**WHAT THE TASK REQUIRES**
Write out each line exactly as it stands, please.
[Start of RECORDED DATA]
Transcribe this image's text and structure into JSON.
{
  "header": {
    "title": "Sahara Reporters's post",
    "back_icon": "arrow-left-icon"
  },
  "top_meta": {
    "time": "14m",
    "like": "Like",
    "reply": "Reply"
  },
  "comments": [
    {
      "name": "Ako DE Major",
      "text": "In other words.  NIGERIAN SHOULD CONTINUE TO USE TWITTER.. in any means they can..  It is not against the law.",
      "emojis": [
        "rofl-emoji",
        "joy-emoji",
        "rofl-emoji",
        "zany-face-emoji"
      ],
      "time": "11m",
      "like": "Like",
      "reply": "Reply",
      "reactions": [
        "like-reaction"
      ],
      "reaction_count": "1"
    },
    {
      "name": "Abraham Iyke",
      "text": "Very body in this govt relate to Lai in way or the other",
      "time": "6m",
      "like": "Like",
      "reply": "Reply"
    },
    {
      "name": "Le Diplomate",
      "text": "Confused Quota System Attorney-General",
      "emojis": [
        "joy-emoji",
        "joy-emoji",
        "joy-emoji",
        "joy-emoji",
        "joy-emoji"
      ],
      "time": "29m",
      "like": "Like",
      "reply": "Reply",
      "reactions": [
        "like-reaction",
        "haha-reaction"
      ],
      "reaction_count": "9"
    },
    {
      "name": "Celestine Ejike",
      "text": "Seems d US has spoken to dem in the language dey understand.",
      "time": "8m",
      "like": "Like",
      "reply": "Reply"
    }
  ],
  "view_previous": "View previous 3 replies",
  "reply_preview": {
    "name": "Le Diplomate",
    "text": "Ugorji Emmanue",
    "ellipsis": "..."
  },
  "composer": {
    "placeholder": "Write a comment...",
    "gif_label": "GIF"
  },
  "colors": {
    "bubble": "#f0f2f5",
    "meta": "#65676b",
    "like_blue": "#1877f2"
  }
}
[End of RECORDED DATA]
**THE RESPONSE**
Transcribe this image's text and structure into JSON.
{
  "header": {
    "title": "Sahara Reporters's post",
    "back_icon": "arrow-left-icon"
  },
  "top_meta": {
    "time": "14m",
    "like": "Like",
    "reply": "Reply"
  },
  "comments": [
    {
      "name": "Ako DE Major",
      "text": "In other words.  NIGERIAN SHOULD CONTINUE TO USE TWITTER.. in any means they can..  It is not against the law.",
      "emojis": [
        "rofl-emoji",
        "joy-emoji",
        "rofl-emoji",
        "zany-face-emoji"
      ],
      "time": "11m",
      "like": "Like",
      "reply": "Reply",
      "reactions": [
        "like-reaction"
      ],
      "reaction_count": "1"
    },
    {
      "name": "Abraham Iyke",
      "text": "Very body in this govt relate to Lai in way or the other",
      "time": "6m",
      "like": "Like",
      "reply": "Reply"
    },
    {
      "name": "Le Diplomate",
      "text": "Confused Quota System Attorney-General",
      "emojis": [
        "joy-emoji",
        "joy-emoji",
        "joy-emoji",
        "joy-emoji",
        "joy-emoji"
      ],
      "time": "29m",
      "like": "Like",
      "reply": "Reply",
      "reactions": [
        "like-reaction",
        "haha-reaction"
      ],
      "reaction_count": "9"
    },
    {
      "name": "Celestine Ejike",
      "text": "Seems d US has spoken to dem in the language dey understand.",
      "time": "8m",
      "like": "Like",
      "reply": "Reply"
    }
  ],
  "view_previous": "View previous 3 replies",
  "reply_preview": {
    "name": "Le Diplomate",
    "text": "Ugorji Emmanue",
    "ellipsis": "..."
  },
  "composer": {
    "placeholder": "Write a comment...",
    "gif_label": "GIF"
  },
  "colors": {
    "bubble": "#f0f2f5",
    "meta": "#65676b",
    "like_blue": "#1877f2"
  }
}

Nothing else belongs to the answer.